start

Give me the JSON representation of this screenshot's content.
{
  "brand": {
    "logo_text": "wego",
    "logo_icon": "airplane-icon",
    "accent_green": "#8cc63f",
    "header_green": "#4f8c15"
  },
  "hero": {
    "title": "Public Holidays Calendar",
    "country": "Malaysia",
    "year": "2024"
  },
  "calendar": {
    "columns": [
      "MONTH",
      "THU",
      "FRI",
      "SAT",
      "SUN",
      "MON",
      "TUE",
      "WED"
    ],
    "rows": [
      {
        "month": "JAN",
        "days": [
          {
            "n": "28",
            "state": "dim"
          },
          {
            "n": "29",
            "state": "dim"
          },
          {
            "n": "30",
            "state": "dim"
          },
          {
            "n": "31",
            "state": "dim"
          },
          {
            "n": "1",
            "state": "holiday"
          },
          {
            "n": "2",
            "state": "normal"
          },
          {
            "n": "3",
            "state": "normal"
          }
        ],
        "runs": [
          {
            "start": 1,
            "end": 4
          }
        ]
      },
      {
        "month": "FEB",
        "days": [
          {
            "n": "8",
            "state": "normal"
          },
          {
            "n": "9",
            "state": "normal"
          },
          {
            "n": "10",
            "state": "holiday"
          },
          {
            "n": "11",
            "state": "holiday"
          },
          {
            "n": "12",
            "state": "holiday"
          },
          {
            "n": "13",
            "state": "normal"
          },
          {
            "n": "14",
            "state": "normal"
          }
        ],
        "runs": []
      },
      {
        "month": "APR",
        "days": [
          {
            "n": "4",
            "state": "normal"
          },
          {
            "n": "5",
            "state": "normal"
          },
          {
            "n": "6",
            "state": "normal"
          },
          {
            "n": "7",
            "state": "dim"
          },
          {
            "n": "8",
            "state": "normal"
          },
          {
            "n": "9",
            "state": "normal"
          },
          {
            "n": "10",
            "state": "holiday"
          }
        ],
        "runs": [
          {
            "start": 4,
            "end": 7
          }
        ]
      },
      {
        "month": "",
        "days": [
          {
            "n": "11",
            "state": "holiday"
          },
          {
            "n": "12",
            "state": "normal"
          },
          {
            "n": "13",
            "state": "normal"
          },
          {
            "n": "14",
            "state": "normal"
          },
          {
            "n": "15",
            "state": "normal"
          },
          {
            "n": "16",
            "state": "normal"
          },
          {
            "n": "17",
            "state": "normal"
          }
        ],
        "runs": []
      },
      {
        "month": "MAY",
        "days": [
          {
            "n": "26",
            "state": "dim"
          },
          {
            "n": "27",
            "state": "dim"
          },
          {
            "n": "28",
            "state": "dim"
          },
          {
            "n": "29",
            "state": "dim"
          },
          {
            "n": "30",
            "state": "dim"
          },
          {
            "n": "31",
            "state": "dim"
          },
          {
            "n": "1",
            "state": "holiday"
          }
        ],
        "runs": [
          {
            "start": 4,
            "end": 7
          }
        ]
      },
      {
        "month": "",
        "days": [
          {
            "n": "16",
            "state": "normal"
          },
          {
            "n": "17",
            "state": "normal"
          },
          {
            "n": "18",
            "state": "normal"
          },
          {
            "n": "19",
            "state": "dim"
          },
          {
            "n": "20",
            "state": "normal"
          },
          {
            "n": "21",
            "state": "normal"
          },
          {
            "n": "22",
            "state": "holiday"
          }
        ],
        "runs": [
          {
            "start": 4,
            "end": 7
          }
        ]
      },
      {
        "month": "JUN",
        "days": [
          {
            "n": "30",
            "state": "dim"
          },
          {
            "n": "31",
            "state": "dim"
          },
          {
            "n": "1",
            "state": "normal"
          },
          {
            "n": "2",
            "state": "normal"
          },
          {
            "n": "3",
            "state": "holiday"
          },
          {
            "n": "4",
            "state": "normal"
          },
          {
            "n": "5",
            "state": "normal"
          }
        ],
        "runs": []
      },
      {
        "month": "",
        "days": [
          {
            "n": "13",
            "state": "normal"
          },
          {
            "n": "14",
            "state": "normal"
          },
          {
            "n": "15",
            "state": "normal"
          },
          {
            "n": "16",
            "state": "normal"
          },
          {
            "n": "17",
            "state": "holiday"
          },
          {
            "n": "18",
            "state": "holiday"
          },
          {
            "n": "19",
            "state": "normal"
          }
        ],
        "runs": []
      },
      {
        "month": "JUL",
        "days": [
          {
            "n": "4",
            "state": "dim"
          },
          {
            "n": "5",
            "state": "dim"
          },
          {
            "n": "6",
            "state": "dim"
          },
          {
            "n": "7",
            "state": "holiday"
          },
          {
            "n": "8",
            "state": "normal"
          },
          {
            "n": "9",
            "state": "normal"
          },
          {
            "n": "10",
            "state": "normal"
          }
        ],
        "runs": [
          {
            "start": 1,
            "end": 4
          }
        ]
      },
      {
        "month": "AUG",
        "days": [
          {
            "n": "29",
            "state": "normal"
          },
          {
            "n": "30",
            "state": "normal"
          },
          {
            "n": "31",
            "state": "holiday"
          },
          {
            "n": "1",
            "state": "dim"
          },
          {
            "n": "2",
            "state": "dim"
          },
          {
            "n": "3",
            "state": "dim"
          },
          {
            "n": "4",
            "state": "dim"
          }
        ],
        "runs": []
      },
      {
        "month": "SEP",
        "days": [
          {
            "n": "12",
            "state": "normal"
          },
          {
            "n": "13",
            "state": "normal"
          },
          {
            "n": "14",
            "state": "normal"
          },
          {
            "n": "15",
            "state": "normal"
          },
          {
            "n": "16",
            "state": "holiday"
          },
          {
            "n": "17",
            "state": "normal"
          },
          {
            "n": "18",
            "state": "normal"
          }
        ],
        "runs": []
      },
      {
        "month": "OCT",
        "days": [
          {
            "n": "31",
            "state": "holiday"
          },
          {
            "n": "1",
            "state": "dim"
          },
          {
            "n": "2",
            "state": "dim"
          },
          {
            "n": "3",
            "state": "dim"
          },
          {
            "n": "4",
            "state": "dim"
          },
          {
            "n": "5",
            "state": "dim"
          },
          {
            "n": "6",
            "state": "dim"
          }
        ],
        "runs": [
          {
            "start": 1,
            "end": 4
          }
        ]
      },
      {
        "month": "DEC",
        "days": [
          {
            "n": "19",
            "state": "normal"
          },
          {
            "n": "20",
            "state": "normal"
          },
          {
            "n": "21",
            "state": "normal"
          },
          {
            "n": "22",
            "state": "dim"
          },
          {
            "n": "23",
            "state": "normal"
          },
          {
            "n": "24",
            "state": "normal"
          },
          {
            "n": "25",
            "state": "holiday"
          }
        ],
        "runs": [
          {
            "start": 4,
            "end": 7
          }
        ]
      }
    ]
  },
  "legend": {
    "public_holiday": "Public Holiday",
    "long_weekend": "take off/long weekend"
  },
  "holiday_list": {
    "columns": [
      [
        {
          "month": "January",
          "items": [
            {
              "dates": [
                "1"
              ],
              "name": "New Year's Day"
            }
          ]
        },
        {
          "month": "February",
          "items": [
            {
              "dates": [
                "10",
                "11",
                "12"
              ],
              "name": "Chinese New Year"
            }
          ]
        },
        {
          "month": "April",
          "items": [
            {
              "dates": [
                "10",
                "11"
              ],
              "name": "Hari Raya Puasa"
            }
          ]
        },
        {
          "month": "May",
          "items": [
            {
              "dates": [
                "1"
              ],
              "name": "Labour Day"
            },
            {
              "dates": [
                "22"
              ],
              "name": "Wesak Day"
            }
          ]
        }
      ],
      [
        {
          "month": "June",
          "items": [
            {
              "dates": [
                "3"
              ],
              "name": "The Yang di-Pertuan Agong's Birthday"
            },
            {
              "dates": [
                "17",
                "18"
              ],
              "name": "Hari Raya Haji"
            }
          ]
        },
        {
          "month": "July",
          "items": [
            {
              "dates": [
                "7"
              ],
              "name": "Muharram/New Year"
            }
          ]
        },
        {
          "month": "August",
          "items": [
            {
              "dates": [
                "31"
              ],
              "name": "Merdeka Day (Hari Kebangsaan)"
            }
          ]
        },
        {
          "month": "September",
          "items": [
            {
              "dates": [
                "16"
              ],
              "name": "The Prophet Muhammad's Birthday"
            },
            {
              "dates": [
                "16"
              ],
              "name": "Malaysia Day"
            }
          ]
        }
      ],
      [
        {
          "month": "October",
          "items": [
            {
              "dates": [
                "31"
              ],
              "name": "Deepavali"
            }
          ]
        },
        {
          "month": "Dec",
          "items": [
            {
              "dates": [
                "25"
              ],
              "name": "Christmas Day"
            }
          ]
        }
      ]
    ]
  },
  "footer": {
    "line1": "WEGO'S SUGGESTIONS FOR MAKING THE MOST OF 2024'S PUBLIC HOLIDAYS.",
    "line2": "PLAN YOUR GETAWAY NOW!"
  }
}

end

Lines that hold "Birthday" are the ones to copy; find all of them.

              "name": "The Yang di-Pertuan Agong's Birthday"
              "name": "The Prophet Muhammad's Birthday"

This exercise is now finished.